*** Provided material ***

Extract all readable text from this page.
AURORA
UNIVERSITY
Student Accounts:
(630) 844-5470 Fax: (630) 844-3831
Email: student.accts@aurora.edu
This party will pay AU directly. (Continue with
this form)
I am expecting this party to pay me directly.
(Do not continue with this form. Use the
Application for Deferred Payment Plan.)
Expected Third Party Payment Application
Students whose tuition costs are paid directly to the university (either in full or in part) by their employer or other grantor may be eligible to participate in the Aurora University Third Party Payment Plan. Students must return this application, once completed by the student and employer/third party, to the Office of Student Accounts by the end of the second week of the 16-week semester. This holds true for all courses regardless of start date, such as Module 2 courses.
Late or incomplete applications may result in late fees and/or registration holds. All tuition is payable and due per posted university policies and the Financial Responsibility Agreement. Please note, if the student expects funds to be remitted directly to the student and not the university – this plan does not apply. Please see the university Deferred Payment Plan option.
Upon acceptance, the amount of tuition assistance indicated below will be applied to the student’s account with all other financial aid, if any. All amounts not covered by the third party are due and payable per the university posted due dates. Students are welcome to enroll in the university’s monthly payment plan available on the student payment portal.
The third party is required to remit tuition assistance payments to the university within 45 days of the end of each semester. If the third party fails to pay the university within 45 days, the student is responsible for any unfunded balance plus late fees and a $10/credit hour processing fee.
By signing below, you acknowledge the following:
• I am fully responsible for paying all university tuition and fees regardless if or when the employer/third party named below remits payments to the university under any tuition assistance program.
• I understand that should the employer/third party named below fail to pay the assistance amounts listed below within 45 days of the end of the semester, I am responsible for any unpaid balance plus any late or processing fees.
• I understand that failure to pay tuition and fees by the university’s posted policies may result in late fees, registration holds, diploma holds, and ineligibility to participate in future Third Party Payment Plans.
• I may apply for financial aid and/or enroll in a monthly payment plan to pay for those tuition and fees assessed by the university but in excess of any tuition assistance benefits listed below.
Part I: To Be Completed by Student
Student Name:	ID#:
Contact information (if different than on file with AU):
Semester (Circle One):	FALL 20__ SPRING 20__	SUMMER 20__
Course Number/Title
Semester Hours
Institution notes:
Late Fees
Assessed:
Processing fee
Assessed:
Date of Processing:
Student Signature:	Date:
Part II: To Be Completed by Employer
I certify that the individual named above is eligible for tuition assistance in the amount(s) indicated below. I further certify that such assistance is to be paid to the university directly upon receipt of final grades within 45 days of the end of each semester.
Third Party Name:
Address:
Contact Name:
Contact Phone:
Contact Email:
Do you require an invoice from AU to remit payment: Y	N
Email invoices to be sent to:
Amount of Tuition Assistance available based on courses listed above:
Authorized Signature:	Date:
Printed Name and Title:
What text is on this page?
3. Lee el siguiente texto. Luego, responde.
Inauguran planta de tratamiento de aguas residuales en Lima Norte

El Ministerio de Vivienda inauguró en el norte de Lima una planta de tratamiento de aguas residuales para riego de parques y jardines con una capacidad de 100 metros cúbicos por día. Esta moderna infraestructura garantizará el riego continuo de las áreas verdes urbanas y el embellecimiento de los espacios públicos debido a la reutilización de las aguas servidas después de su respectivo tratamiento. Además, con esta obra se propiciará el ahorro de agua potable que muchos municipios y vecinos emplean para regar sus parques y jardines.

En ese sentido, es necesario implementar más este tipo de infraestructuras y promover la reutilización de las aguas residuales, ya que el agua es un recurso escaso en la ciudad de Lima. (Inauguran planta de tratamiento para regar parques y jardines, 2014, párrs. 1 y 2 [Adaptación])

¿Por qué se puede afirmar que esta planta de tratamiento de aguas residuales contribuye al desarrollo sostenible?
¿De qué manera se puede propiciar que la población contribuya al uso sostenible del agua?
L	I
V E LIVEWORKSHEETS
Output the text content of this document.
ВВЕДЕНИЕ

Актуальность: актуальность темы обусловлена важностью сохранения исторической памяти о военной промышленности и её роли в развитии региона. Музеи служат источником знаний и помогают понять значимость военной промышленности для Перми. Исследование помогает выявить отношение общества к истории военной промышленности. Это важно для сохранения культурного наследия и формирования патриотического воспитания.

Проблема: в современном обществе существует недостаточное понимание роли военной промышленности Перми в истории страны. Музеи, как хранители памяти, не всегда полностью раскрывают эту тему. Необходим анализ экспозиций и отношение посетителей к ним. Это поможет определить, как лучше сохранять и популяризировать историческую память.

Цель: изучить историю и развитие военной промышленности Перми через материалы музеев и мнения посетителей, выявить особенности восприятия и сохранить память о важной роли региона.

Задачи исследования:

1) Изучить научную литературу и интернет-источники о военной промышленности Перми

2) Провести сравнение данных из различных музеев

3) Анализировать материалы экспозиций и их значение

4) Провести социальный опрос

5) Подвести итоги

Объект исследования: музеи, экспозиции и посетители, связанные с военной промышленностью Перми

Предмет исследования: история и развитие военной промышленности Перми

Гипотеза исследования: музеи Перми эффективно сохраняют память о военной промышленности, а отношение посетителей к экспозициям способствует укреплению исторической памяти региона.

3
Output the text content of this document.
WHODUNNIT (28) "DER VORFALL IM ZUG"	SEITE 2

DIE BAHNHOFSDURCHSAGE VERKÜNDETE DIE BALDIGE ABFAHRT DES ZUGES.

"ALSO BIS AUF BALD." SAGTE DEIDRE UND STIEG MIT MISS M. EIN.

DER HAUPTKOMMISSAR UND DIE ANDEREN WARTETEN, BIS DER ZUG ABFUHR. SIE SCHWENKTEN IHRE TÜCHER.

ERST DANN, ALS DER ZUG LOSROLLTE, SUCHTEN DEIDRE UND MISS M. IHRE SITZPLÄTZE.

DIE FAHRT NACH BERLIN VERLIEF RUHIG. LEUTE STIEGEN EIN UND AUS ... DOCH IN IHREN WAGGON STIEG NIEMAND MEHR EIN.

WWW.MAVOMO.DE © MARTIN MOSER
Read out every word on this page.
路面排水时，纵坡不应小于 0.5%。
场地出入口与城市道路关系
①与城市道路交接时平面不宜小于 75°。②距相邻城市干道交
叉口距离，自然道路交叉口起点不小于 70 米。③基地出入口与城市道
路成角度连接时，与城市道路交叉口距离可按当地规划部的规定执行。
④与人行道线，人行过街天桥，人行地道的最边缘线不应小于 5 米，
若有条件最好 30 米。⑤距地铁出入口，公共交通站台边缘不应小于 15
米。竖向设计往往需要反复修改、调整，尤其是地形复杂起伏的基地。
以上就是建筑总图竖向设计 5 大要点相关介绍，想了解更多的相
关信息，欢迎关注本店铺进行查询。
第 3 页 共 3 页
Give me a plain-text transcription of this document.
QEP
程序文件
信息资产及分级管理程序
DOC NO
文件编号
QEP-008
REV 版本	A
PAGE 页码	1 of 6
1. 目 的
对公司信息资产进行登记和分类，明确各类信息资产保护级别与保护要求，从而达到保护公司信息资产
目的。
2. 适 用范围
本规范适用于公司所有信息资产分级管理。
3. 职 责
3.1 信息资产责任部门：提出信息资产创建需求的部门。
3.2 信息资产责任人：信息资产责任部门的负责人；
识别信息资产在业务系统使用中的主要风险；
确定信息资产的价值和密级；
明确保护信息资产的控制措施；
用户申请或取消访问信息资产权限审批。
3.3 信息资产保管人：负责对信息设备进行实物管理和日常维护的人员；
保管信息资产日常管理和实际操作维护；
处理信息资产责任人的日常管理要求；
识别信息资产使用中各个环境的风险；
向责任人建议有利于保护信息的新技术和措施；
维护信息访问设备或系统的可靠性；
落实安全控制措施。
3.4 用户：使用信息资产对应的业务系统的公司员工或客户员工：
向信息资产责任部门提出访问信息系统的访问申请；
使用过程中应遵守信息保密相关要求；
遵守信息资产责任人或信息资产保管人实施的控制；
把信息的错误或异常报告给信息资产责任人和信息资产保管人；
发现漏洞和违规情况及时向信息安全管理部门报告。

***

## What you should do
Every line of the material must be returned exactly as it appears.

## Task solution
Extract all readable text from this page.
AURORA
UNIVERSITY
Student Accounts:
(630) 844-5470 Fax: (630) 844-3831
Email: student.accts@aurora.edu
This party will pay AU directly. (Continue with
this form)
I am expecting this party to pay me directly.
(Do not continue with this form. Use the
Application for Deferred Payment Plan.)
Expected Third Party Payment Application
Students whose tuition costs are paid directly to the university (either in full or in part) by their employer or other grantor may be eligible to participate in the Aurora University Third Party Payment Plan. Students must return this application, once completed by the student and employer/third party, to the Office of Student Accounts by the end of the second week of the 16-week semester. This holds true for all courses regardless of start date, such as Module 2 courses.
Late or incomplete applications may result in late fees and/or registration holds. All tuition is payable and due per posted university policies and the Financial Responsibility Agreement. Please note, if the student expects funds to be remitted directly to the student and not the university – this plan does not apply. Please see the university Deferred Payment Plan option.
Upon acceptance, the amount of tuition assistance indicated below will be applied to the student’s account with all other financial aid, if any. All amounts not covered by the third party are due and payable per the university posted due dates. Students are welcome to enroll in the university’s monthly payment plan available on the student payment portal.
The third party is required to remit tuition assistance payments to the university within 45 days of the end of each semester. If the third party fails to pay the university within 45 days, the student is responsible for any unfunded balance plus late fees and a $10/credit hour processing fee.
By signing below, you acknowledge the following:
• I am fully responsible for paying all university tuition and fees regardless if or when the employer/third party named below remits payments to the university under any tuition assistance program.
• I understand that should the employer/third party named below fail to pay the assistance amounts listed below within 45 days of the end of the semester, I am responsible for any unpaid balance plus any late or processing fees.
• I understand that failure to pay tuition and fees by the university’s posted policies may result in late fees, registration holds, diploma holds, and ineligibility to participate in future Third Party Payment Plans.
• I may apply for financial aid and/or enroll in a monthly payment plan to pay for those tuition and fees assessed by the university but in excess of any tuition assistance benefits listed below.
Part I: To Be Completed by Student
Student Name:	ID#:
Contact information (if different than on file with AU):
Semester (Circle One):	FALL 20__ SPRING 20__	SUMMER 20__
Course Number/Title
Semester Hours
Institution notes:
Late Fees
Assessed:
Processing fee
Assessed:
Date of Processing:
Student Signature:	Date:
Part II: To Be Completed by Employer
I certify that the individual named above is eligible for tuition assistance in the amount(s) indicated below. I further certify that such assistance is to be paid to the university directly upon receipt of final grades within 45 days of the end of each semester.
Third Party Name:
Address:
Contact Name:
Contact Phone:
Contact Email:
Do you require an invoice from AU to remit payment: Y	N
Email invoices to be sent to:
Amount of Tuition Assistance available based on courses listed above:
Authorized Signature:	Date:
Printed Name and Title:
What text is on this page?
3. Lee el siguiente texto. Luego, responde.
Inauguran planta de tratamiento de aguas residuales en Lima Norte

El Ministerio de Vivienda inauguró en el norte de Lima una planta de tratamiento de aguas residuales para riego de parques y jardines con una capacidad de 100 metros cúbicos por día. Esta moderna infraestructura garantizará el riego continuo de las áreas verdes urbanas y el embellecimiento de los espacios públicos debido a la reutilización de las aguas servidas después de su respectivo tratamiento. Además, con esta obra se propiciará el ahorro de agua potable que muchos municipios y vecinos emplean para regar sus parques y jardines.

En ese sentido, es necesario implementar más este tipo de infraestructuras y promover la reutilización de las aguas residuales, ya que el agua es un recurso escaso en la ciudad de Lima. (Inauguran planta de tratamiento para regar parques y jardines, 2014, párrs. 1 y 2 [Adaptación])

¿Por qué se puede afirmar que esta planta de tratamiento de aguas residuales contribuye al desarrollo sostenible?
¿De qué manera se puede propiciar que la población contribuya al uso sostenible del agua?
L	I
V E LIVEWORKSHEETS
Output the text content of this document.
ВВЕДЕНИЕ

Актуальность: актуальность темы обусловлена важностью сохранения исторической памяти о военной промышленности и её роли в развитии региона. Музеи служат источником знаний и помогают понять значимость военной промышленности для Перми. Исследование помогает выявить отношение общества к истории военной промышленности. Это важно для сохранения культурного наследия и формирования патриотического воспитания.

Проблема: в современном обществе существует недостаточное понимание роли военной промышленности Перми в истории страны. Музеи, как хранители памяти, не всегда полностью раскрывают эту тему. Необходим анализ экспозиций и отношение посетителей к ним. Это поможет определить, как лучше сохранять и популяризировать историческую память.

Цель: изучить историю и развитие военной промышленности Перми через материалы музеев и мнения посетителей, выявить особенности восприятия и сохранить память о важной роли региона.

Задачи исследования:

1) Изучить научную литературу и интернет-источники о военной промышленности Перми

2) Провести сравнение данных из различных музеев

3) Анализировать материалы экспозиций и их значение

4) Провести социальный опрос

5) Подвести итоги

Объект исследования: музеи, экспозиции и посетители, связанные с военной промышленностью Перми

Предмет исследования: история и развитие военной промышленности Перми

Гипотеза исследования: музеи Перми эффективно сохраняют память о военной промышленности, а отношение посетителей к экспозициям способствует укреплению исторической памяти региона.

3
Output the text content of this document.
WHODUNNIT (28) "DER VORFALL IM ZUG"	SEITE 2

DIE BAHNHOFSDURCHSAGE VERKÜNDETE DIE BALDIGE ABFAHRT DES ZUGES.

"ALSO BIS AUF BALD." SAGTE DEIDRE UND STIEG MIT MISS M. EIN.

DER HAUPTKOMMISSAR UND DIE ANDEREN WARTETEN, BIS DER ZUG ABFUHR. SIE SCHWENKTEN IHRE TÜCHER.

ERST DANN, ALS DER ZUG LOSROLLTE, SUCHTEN DEIDRE UND MISS M. IHRE SITZPLÄTZE.

DIE FAHRT NACH BERLIN VERLIEF RUHIG. LEUTE STIEGEN EIN UND AUS ... DOCH IN IHREN WAGGON STIEG NIEMAND MEHR EIN.

WWW.MAVOMO.DE © MARTIN MOSER
Read out every word on this page.
路面排水时，纵坡不应小于 0.5%。
场地出入口与城市道路关系
①与城市道路交接时平面不宜小于 75°。②距相邻城市干道交
叉口距离，自然道路交叉口起点不小于 70 米。③基地出入口与城市道
路成角度连接时，与城市道路交叉口距离可按当地规划部的规定执行。
④与人行道线，人行过街天桥，人行地道的最边缘线不应小于 5 米，
若有条件最好 30 米。⑤距地铁出入口，公共交通站台边缘不应小于 15
米。竖向设计往往需要反复修改、调整，尤其是地形复杂起伏的基地。
以上就是建筑总图竖向设计 5 大要点相关介绍，想了解更多的相
关信息，欢迎关注本店铺进行查询。
第 3 页 共 3 页
Give me a plain-text transcription of this document.
QEP
程序文件
信息资产及分级管理程序
DOC NO
文件编号
QEP-008
REV 版本	A
PAGE 页码	1 of 6
1. 目 的
对公司信息资产进行登记和分类，明确各类信息资产保护级别与保护要求，从而达到保护公司信息资产
目的。
2. 适 用范围
本规范适用于公司所有信息资产分级管理。
3. 职 责
3.1 信息资产责任部门：提出信息资产创建需求的部门。
3.2 信息资产责任人：信息资产责任部门的负责人；
识别信息资产在业务系统使用中的主要风险；
确定信息资产的价值和密级；
明确保护信息资产的控制措施；
用户申请或取消访问信息资产权限审批。
3.3 信息资产保管人：负责对信息设备进行实物管理和日常维护的人员；
保管信息资产日常管理和实际操作维护；
处理信息资产责任人的日常管理要求；
识别信息资产使用中各个环境的风险；
向责任人建议有利于保护信息的新技术和措施；
维护信息访问设备或系统的可靠性；
落实安全控制措施。
3.4 用户：使用信息资产对应的业务系统的公司员工或客户员工：
向信息资产责任部门提出访问信息系统的访问申请；
使用过程中应遵守信息保密相关要求；
遵守信息资产责任人或信息资产保管人实施的控制；
把信息的错误或异常报告给信息资产责任人和信息资产保管人；
发现漏洞和违规情况及时向信息安全管理部门报告。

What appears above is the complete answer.